(Extracted data entries)
◇ ◇ ◇ ◇

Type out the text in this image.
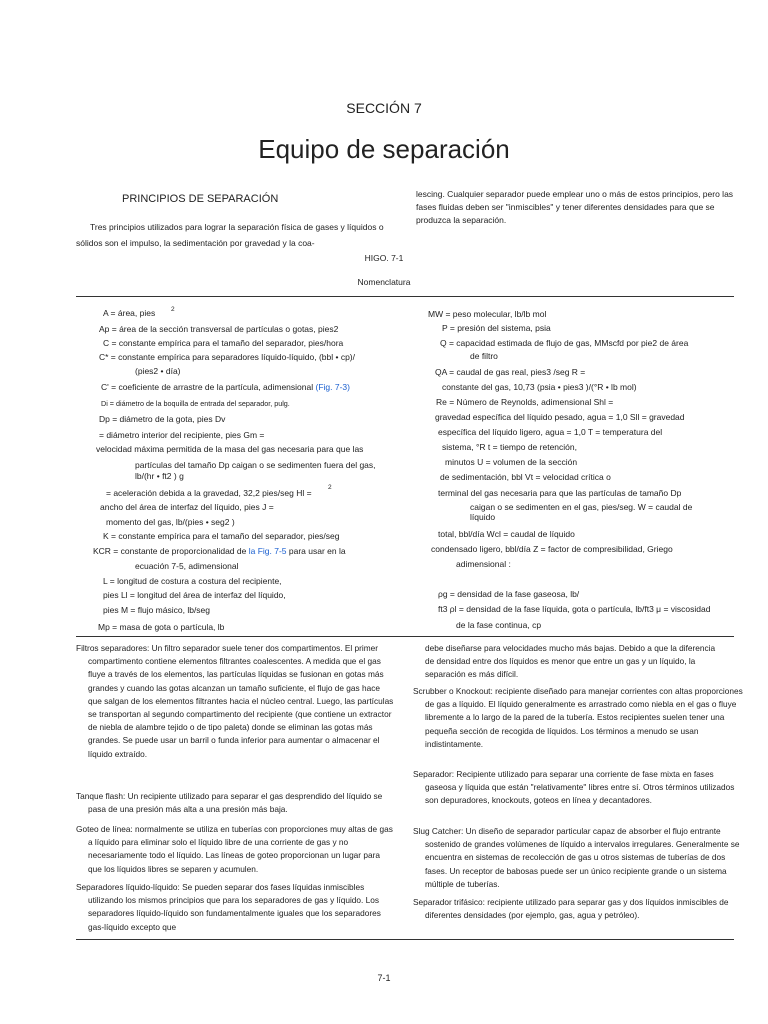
SECCIÓN 7
Equipo de separación
PRINCIPIOS DE SEPARACIÓN
Tres principios utilizados para lograr la separación física de gases y líquidos o sólidos son el impulso, la sedimentación por gravedad y la coa-
lescing. Cualquier separador puede emplear uno o más de estos principios, pero las fases fluidas deben ser "inmiscibles" y tener diferentes densidades para que se produzca la separación.
HIGO. 7-1
Nomenclatura
A = área, pies 2
Ap = área de la sección transversal de partículas o gotas, pies2
C = constante empírica para el tamaño del separador, pies/hora
C* = constante empírica para separadores líquido-líquido, (bbl • cp)/
(pies2 • día)
C' = coeficiente de arrastre de la partícula, adimensional (Fig. 7-3)
Di = diámetro de la boquilla de entrada del separador, pulg.
Dp = diámetro de la gota, pies Dv
= diámetro interior del recipiente, pies Gm =
velocidad máxima permitida de la masa del gas necesaria para que las
partículas del tamaño Dp caigan o se sedimenten fuera del gas,
lb/(hr • ft2 ) g
= aceleración debida a la gravedad, 32,2 pies/seg Hl =
2
ancho del área de interfaz del líquido, pies J =
momento del gas, lb/(pies • seg2 )
K = constante empírica para el tamaño del separador, pies/seg
KCR = constante de proporcionalidad de la Fig. 7-5 para usar en la
ecuación 7-5, adimensional
L = longitud de costura a costura del recipiente,
pies Ll = longitud del área de interfaz del líquido,
pies M = flujo másico, lb/seg
Mp = masa de gota o partícula, lb
MW = peso molecular, lb/lb mol
P = presión del sistema, psia
Q = capacidad estimada de flujo de gas, MMscfd por pie2 de área
de filtro
QA = caudal de gas real, pies3 /seg R =
constante del gas, 10,73 (psia • pies3 )/(°R • lb mol)
Re = Número de Reynolds, adimensional Shl =
gravedad específica del líquido pesado, agua = 1,0 Sll = gravedad
específica del líquido ligero, agua = 1,0 T = temperatura del
sistema, °R t = tiempo de retención,
minutos U = volumen de la sección
de sedimentación, bbl Vt = velocidad crítica o
terminal del gas necesaria para que las partículas de tamaño Dp
caigan o se sedimenten en el gas, pies/seg. W = caudal de
líquido
total, bbl/día Wcl = caudal de líquido
condensado ligero, bbl/día Z = factor de compresibilidad, Griego
adimensional :
ρg = densidad de la fase gaseosa, lb/
ft3 ρl = densidad de la fase líquida, gota o partícula, lb/ft3 μ = viscosidad
de la fase continua, cp
Filtros separadores: Un filtro separador suele tener dos compartimentos. El primer compartimento contiene elementos filtrantes coalescentes. A medida que el gas fluye a través de los elementos, las partículas líquidas se fusionan en gotas más grandes y cuando las gotas alcanzan un tamaño suficiente, el flujo de gas hace que salgan de los elementos filtrantes hacia el núcleo central. Luego, las partículas se transportan al segundo compartimento del recipiente (que contiene un extractor de niebla de alambre tejido o de tipo paleta) donde se eliminan las gotas más grandes. Se puede usar un barril o funda inferior para aumentar o almacenar el líquido extraído.
Tanque flash: Un recipiente utilizado para separar el gas desprendido del líquido se pasa de una presión más alta a una presión más baja.
Goteo de línea: normalmente se utiliza en tuberías con proporciones muy altas de gas a líquido para eliminar solo el líquido libre de una corriente de gas y no necesariamente todo el líquido. Las líneas de goteo proporcionan un lugar para que los líquidos libres se separen y acumulen.
Separadores líquido-líquido: Se pueden separar dos fases líquidas inmiscibles utilizando los mismos principios que para los separadores de gas y líquido. Los separadores líquido-líquido son fundamentalmente iguales que los separadores gas-líquido excepto que
debe diseñarse para velocidades mucho más bajas. Debido a que la diferencia de densidad entre dos líquidos es menor que entre un gas y un líquido, la separación es más difícil.
Scrubber o Knockout: recipiente diseñado para manejar corrientes con altas proporciones de gas a líquido. El líquido generalmente es arrastrado como niebla en el gas o fluye libremente a lo largo de la pared de la tubería. Estos recipientes suelen tener una pequeña sección de recogida de líquidos. Los términos a menudo se usan indistintamente.
Separador: Recipiente utilizado para separar una corriente de fase mixta en fases gaseosa y líquida que están "relativamente" libres entre sí. Otros términos utilizados son depuradores, knockouts, goteos en línea y decantadores.
Slug Catcher: Un diseño de separador particular capaz de absorber el flujo entrante sostenido de grandes volúmenes de líquido a intervalos irregulares. Generalmente se encuentra en sistemas de recolección de gas u otros sistemas de tuberías de dos fases. Un receptor de babosas puede ser un único recipiente grande o un sistema múltiple de tuberías.
Separador trifásico: recipiente utilizado para separar gas y dos líquidos inmiscibles de diferentes densidades (por ejemplo, gas, agua y petróleo).
7-1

◇ ◇ ◇ ◇

Your task is to gather all lines from the entries above that hold the word "específica".

gravedad específica del líquido pesado, agua = 1,0 Sll = gravedad
específica del líquido ligero, agua = 1,0 T = temperatura del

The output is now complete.